Dataset records
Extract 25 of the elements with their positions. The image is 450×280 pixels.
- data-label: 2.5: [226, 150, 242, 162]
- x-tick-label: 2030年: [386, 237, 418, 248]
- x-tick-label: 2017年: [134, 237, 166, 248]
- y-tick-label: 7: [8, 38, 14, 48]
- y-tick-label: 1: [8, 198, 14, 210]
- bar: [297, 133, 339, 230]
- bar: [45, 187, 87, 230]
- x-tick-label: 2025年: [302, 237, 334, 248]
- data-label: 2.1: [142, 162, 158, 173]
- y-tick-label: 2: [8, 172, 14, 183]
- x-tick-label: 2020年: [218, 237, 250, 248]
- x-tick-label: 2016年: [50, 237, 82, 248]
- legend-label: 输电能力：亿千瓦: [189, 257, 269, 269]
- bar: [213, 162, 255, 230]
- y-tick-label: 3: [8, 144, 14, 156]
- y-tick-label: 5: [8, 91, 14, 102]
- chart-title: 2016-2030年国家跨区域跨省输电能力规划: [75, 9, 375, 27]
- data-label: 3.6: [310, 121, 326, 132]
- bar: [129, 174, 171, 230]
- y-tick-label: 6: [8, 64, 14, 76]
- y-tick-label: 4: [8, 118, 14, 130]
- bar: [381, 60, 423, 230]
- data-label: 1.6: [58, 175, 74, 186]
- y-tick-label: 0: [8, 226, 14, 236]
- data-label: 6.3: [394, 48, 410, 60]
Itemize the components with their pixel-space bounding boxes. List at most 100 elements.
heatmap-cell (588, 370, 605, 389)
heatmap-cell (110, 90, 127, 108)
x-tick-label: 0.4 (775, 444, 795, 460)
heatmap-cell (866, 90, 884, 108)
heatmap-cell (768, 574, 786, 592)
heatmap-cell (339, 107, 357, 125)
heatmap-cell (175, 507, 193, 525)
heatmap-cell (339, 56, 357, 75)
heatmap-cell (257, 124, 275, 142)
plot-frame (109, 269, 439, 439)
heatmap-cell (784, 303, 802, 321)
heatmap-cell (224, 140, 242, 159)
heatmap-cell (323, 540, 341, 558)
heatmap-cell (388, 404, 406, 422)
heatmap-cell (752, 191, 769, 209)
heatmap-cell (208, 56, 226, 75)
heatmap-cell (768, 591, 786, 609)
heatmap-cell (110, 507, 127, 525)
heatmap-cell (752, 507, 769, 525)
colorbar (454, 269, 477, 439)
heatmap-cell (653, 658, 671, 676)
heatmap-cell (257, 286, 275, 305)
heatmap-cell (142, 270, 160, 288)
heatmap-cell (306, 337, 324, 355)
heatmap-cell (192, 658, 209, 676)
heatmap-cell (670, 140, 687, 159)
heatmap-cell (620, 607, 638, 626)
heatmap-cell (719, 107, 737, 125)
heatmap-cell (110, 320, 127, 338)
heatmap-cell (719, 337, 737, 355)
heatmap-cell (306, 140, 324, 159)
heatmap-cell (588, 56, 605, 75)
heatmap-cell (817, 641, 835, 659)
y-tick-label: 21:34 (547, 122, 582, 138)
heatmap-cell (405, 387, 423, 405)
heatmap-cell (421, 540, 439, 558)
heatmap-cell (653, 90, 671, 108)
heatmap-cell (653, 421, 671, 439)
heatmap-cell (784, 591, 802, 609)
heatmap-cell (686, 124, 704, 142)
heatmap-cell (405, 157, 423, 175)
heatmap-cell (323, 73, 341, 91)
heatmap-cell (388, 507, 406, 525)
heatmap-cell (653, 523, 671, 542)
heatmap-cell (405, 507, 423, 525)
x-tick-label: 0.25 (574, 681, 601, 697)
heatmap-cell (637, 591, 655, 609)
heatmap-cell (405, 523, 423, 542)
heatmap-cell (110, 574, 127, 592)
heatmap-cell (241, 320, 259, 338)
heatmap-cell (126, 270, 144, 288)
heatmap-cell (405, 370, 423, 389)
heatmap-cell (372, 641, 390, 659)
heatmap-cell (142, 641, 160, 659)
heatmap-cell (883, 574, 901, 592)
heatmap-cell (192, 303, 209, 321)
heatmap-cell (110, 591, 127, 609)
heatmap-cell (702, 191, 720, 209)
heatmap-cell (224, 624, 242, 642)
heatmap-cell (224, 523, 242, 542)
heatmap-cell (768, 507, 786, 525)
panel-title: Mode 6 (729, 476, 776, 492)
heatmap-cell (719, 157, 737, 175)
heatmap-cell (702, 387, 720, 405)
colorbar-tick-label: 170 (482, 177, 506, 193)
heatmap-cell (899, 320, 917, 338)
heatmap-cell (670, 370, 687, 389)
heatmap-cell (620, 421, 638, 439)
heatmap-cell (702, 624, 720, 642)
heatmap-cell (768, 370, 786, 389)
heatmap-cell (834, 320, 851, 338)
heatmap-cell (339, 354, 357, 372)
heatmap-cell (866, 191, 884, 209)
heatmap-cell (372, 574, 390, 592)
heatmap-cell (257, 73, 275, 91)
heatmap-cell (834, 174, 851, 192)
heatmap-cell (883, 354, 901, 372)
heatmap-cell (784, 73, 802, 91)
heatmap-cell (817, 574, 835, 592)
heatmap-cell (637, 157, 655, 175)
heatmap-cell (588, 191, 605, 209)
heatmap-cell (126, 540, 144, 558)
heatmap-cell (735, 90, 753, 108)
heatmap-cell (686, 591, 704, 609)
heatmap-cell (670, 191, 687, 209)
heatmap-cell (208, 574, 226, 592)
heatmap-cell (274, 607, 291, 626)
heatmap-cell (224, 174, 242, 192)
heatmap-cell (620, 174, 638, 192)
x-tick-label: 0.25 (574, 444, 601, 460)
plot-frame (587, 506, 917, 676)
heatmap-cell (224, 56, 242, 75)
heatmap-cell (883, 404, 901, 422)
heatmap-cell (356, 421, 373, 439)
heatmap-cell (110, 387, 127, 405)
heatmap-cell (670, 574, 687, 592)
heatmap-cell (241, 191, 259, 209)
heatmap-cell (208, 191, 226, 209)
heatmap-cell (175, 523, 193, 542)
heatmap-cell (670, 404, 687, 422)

**Given request**
Copy the records above word for word, every line from start to finish, with no changes.

**The solution**
Extract 25 of the elements with their positions. The image is 450×280 pixels.
- data-label: 2.5: [226, 150, 242, 162]
- x-tick-label: 2030年: [386, 237, 418, 248]
- x-tick-label: 2017年: [134, 237, 166, 248]
- y-tick-label: 7: [8, 38, 14, 48]
- y-tick-label: 1: [8, 198, 14, 210]
- bar: [297, 133, 339, 230]
- bar: [45, 187, 87, 230]
- x-tick-label: 2025年: [302, 237, 334, 248]
- data-label: 2.1: [142, 162, 158, 173]
- y-tick-label: 2: [8, 172, 14, 183]
- x-tick-label: 2020年: [218, 237, 250, 248]
- x-tick-label: 2016年: [50, 237, 82, 248]
- legend-label: 输电能力：亿千瓦: [189, 257, 269, 269]
- bar: [213, 162, 255, 230]
- y-tick-label: 3: [8, 144, 14, 156]
- y-tick-label: 5: [8, 91, 14, 102]
- chart-title: 2016-2030年国家跨区域跨省输电能力规划: [75, 9, 375, 27]
- data-label: 3.6: [310, 121, 326, 132]
- bar: [129, 174, 171, 230]
- y-tick-label: 6: [8, 64, 14, 76]
- y-tick-label: 4: [8, 118, 14, 130]
- bar: [381, 60, 423, 230]
- data-label: 1.6: [58, 175, 74, 186]
- y-tick-label: 0: [8, 226, 14, 236]
- data-label: 6.3: [394, 48, 410, 60]
Itemize the components with their pixel-space bounding boxes. List at most 100 elements.
heatmap-cell (588, 370, 605, 389)
heatmap-cell (110, 90, 127, 108)
x-tick-label: 0.4 (775, 444, 795, 460)
heatmap-cell (866, 90, 884, 108)
heatmap-cell (768, 574, 786, 592)
heatmap-cell (339, 107, 357, 125)
heatmap-cell (175, 507, 193, 525)
heatmap-cell (339, 56, 357, 75)
heatmap-cell (257, 124, 275, 142)
plot-frame (109, 269, 439, 439)
heatmap-cell (784, 303, 802, 321)
heatmap-cell (224, 140, 242, 159)
heatmap-cell (323, 540, 341, 558)
heatmap-cell (388, 404, 406, 422)
heatmap-cell (752, 191, 769, 209)
heatmap-cell (208, 56, 226, 75)
heatmap-cell (768, 591, 786, 609)
heatmap-cell (110, 507, 127, 525)
heatmap-cell (752, 507, 769, 525)
colorbar (454, 269, 477, 439)
heatmap-cell (653, 658, 671, 676)
heatmap-cell (257, 286, 275, 305)
heatmap-cell (142, 270, 160, 288)
heatmap-cell (306, 337, 324, 355)
heatmap-cell (192, 658, 209, 676)
heatmap-cell (670, 140, 687, 159)
heatmap-cell (620, 607, 638, 626)
heatmap-cell (719, 107, 737, 125)
heatmap-cell (110, 320, 127, 338)
heatmap-cell (719, 337, 737, 355)
heatmap-cell (306, 140, 324, 159)
heatmap-cell (588, 56, 605, 75)
heatmap-cell (817, 641, 835, 659)
y-tick-label: 21:34 (547, 122, 582, 138)
heatmap-cell (405, 387, 423, 405)
heatmap-cell (421, 540, 439, 558)
heatmap-cell (653, 90, 671, 108)
heatmap-cell (653, 421, 671, 439)
heatmap-cell (784, 591, 802, 609)
heatmap-cell (686, 124, 704, 142)
heatmap-cell (405, 157, 423, 175)
heatmap-cell (323, 73, 341, 91)
heatmap-cell (388, 507, 406, 525)
heatmap-cell (653, 523, 671, 542)
heatmap-cell (405, 507, 423, 525)
x-tick-label: 0.25 (574, 681, 601, 697)
heatmap-cell (637, 591, 655, 609)
heatmap-cell (405, 523, 423, 542)
heatmap-cell (110, 574, 127, 592)
heatmap-cell (241, 320, 259, 338)
heatmap-cell (126, 270, 144, 288)
heatmap-cell (405, 370, 423, 389)
heatmap-cell (372, 641, 390, 659)
heatmap-cell (142, 641, 160, 659)
heatmap-cell (883, 574, 901, 592)
heatmap-cell (192, 303, 209, 321)
heatmap-cell (110, 591, 127, 609)
heatmap-cell (702, 191, 720, 209)
heatmap-cell (224, 624, 242, 642)
heatmap-cell (224, 523, 242, 542)
heatmap-cell (768, 507, 786, 525)
panel-title: Mode 6 (729, 476, 776, 492)
heatmap-cell (719, 157, 737, 175)
heatmap-cell (702, 387, 720, 405)
colorbar-tick-label: 170 (482, 177, 506, 193)
heatmap-cell (899, 320, 917, 338)
heatmap-cell (670, 370, 687, 389)
heatmap-cell (620, 421, 638, 439)
heatmap-cell (702, 624, 720, 642)
heatmap-cell (768, 370, 786, 389)
heatmap-cell (834, 320, 851, 338)
heatmap-cell (339, 354, 357, 372)
heatmap-cell (866, 191, 884, 209)
heatmap-cell (372, 574, 390, 592)
heatmap-cell (257, 73, 275, 91)
heatmap-cell (834, 174, 851, 192)
heatmap-cell (883, 354, 901, 372)
heatmap-cell (784, 73, 802, 91)
heatmap-cell (817, 574, 835, 592)
heatmap-cell (637, 157, 655, 175)
heatmap-cell (588, 191, 605, 209)
heatmap-cell (126, 540, 144, 558)
heatmap-cell (735, 90, 753, 108)
heatmap-cell (686, 591, 704, 609)
heatmap-cell (670, 191, 687, 209)
heatmap-cell (208, 574, 226, 592)
heatmap-cell (274, 607, 291, 626)
heatmap-cell (224, 174, 242, 192)
heatmap-cell (620, 174, 638, 192)
x-tick-label: 0.25 (574, 444, 601, 460)
plot-frame (587, 506, 917, 676)
heatmap-cell (224, 56, 242, 75)
heatmap-cell (883, 404, 901, 422)
heatmap-cell (356, 421, 373, 439)
heatmap-cell (110, 387, 127, 405)
heatmap-cell (670, 574, 687, 592)
heatmap-cell (241, 191, 259, 209)
heatmap-cell (208, 191, 226, 209)
heatmap-cell (175, 523, 193, 542)
heatmap-cell (670, 404, 687, 422)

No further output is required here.